» **Stated exercise A**
Rewrite the lesson outline between "Exercise: Read and" and "have in the margins or in your notebook.", inclusive, replacing "notebook" with "journal".
» **Stated exercise B**
According to the lesson outline, on which page of the book does the tenth poem and response begin?
» **Stated exercise C**
Continue the Week 97 lesson outline from where it stops.

» **Selected excerpt**
Week 97: College Reading and Writing: Kyle Dargan and Daniel Webster:


Week 97: College Reading and Writing

Kyle Dargan and Daniel Webster: Annotating, Summarizing, Analyzing, Imitating
to annotate: to make notes on something to help you understand it better
to summarize: to put something in your own words
to analyze: to consider a question on the text, providing supporting examples from the text
to imitate: to create an original piece of writing based on something you have read

We are doing the tenth poem and response in our book today, starting on page 31.

Exercise: Read and Annotate
1.     Read the poem and response out loud and underline any words you need to look up.
2.     Write any questions you have in the margins or in your notebook.
3.     Put tricky parts into your own words in notes in the margins or in your notebook.

Exercise: Respond to Poem
Write a response to this poem. What are your first impressions? How do you connect or disconnect to the subject and speaker? Does the poem remind you of anything from your own life and experience?

Exercise: Questions for Comprehension of the Poem
1.     How does the way the poem is written contribute to the theme of the poem?
2.     How does nature in the poem reflect or contribute to the mood of the poem? What does it show the reader?
3.     What does Dargan mean when he writes “a young face is another young face”?
4.     What is the significance of the line “…corpses may share the woods with the deer and the turkeys”?

» **Data shown**
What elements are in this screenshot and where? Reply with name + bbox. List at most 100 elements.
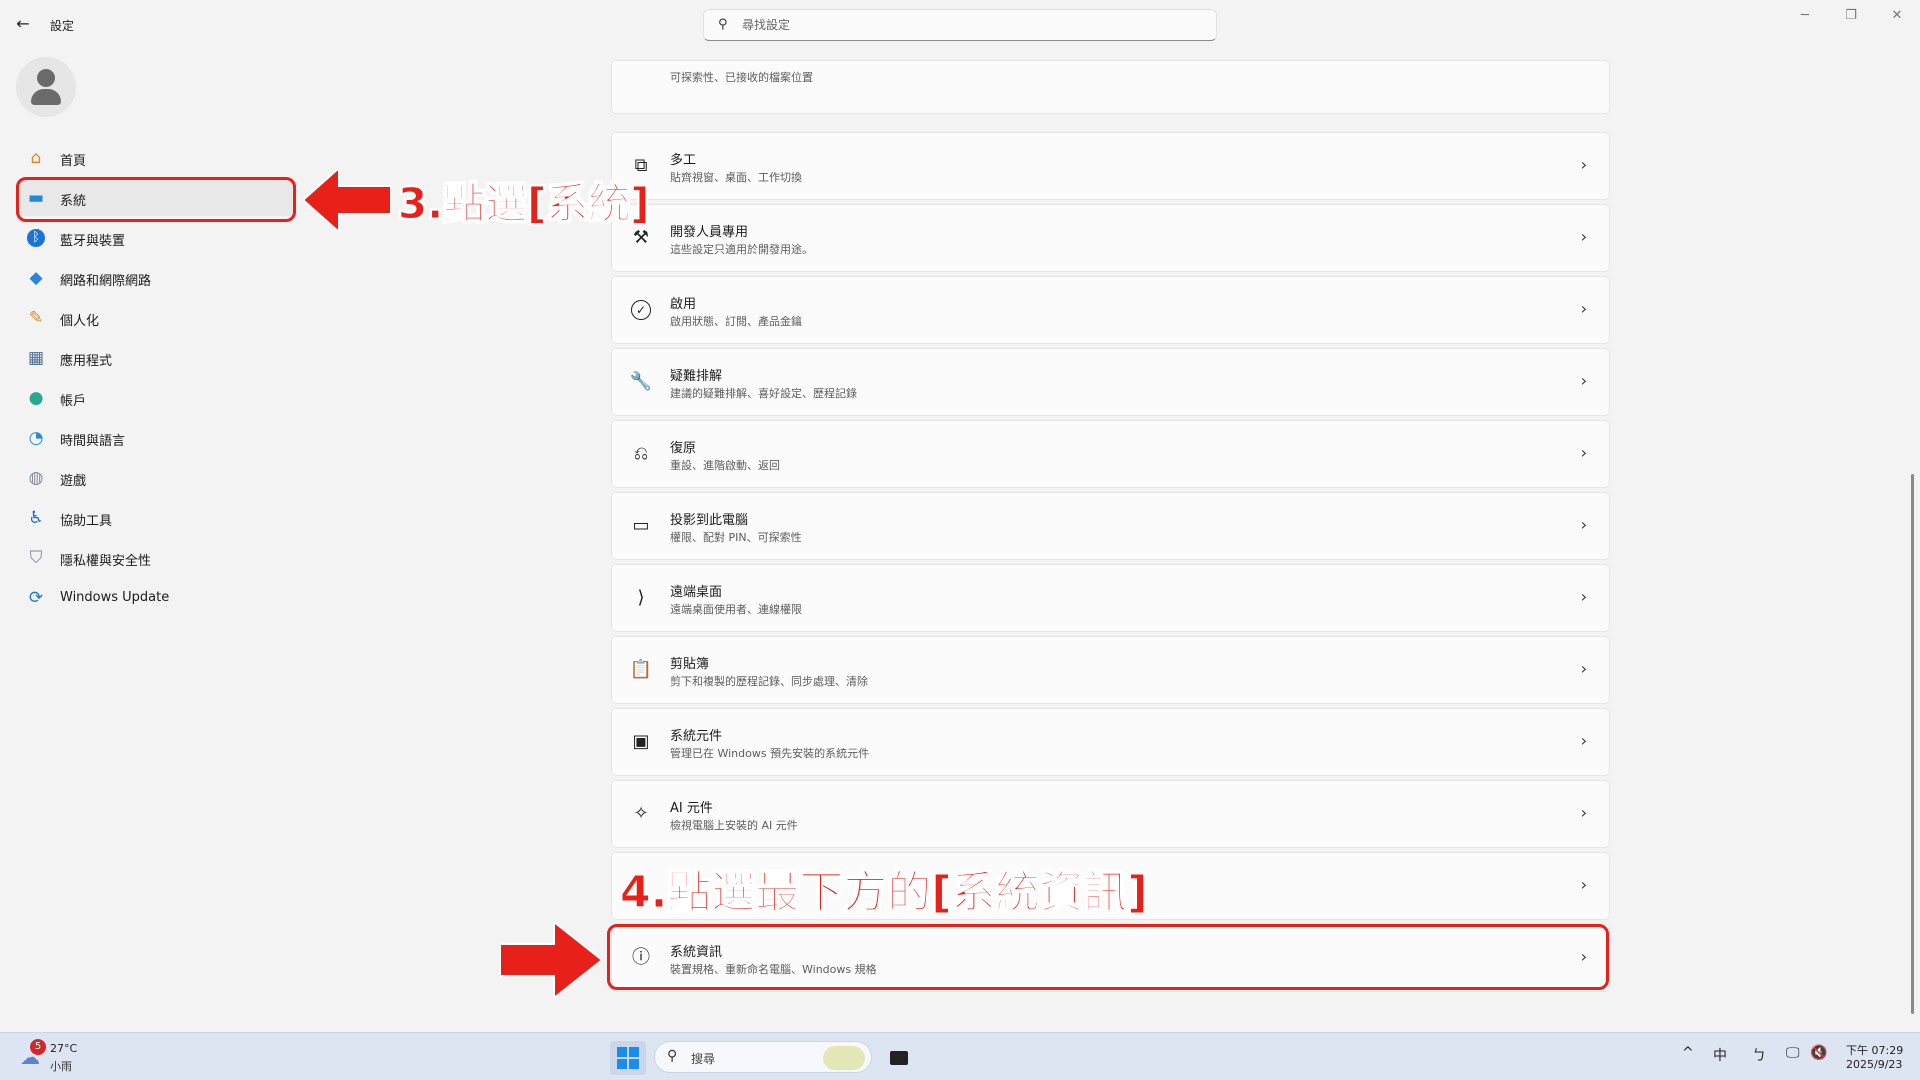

» **Result A**
Exercise: Read and Annotate
1.     Read the poem and response out loud and underline any words you need to look up.
2.     Write any questions you have in the margins or in your journal.

» **Result B**
Page 31.

» **Result C**
Exercise: Questions for Comprehension of the Response
1.     What does Webster say “Natural Causes” reveals?
2.      What does Webster mean when he says “The absence of background checks and sales records means these sales entail little risk to sellers” (Webster 32)?
3.     What is Webster implying when he says that gun seller investigations usually only occur when a “police officer is shot” (Webster 32)?
                                                                                                             
Homework Assignment: Summarize the Poem
Write a 7-9 sentence paragraph summarizing the poem with quotations, in-text citation, and a Work Cited Page.

Example Summary: Too short, but incorporates quotation and in-text citation:
Kyle Dargan’s poem, “Natural Causes,” tells the story of a boy who purchases a gun “from a farm in Virginia” from a farmer who “keeps his gaze down as to remember nothing of the boy’s face” (Dargan 31). The speaker of the poem insinuates that the farmer has sold guns to other boys like this one, when they say “his customers rarely return older” (Dargan 31).



Work Cited Page (for today’s poem)
Dargan, Kyle. “Natural Causes” Bullets Into Bells: Poets and Citizens Respond to Gun Violence. Ed. Brian Clements et al. Beacon Press, 2017.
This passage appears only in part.